**Exercise goal**
Give back the full listing, character for character, with no pictures.
[start]
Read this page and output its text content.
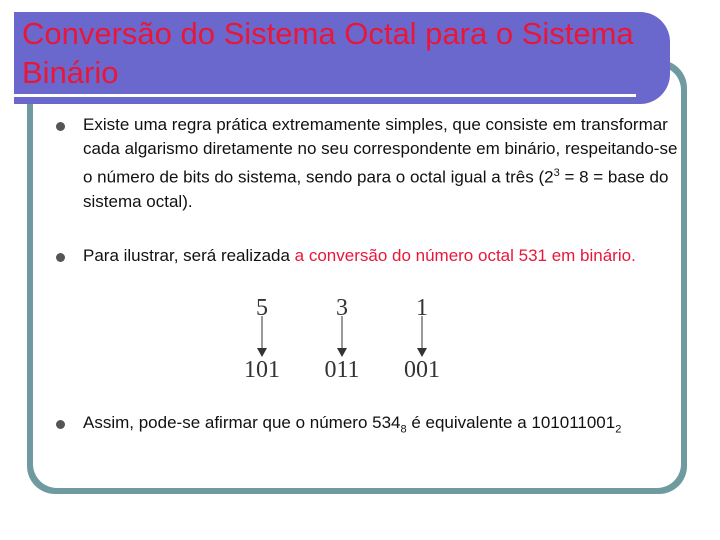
Conversão do Sistema Octal para o Sistema Binário
Existe uma regra prática extremamente simples, que consiste em transformar cada algarismo diretamente no seu correspondente em binário, respeitando-se o número de bits do sistema, sendo para o octal igual a três ($2^3 = 8$ = base do sistema octal).
Para ilustrar, será realizada a conversão do número octal 531 em binário.
5
101
3
011
1
001
Assim, pode-se afirmar que o número $534_8$ é equivalente a $101011001_2$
[end]
**Answer to this problem**
Read this page and output its text content.
Conversão do Sistema Octal para o Sistema Binário
Existe uma regra prática extremamente simples, que consiste em transformar cada algarismo diretamente no seu correspondente em binário, respeitando-se o número de bits do sistema, sendo para o octal igual a três ($2^3 = 8$ = base do sistema octal).
Para ilustrar, será realizada a conversão do número octal 531 em binário.
5
101
3
011
1
001
Assim, pode-se afirmar que o número $534_8$ é equivalente a $101011001_2$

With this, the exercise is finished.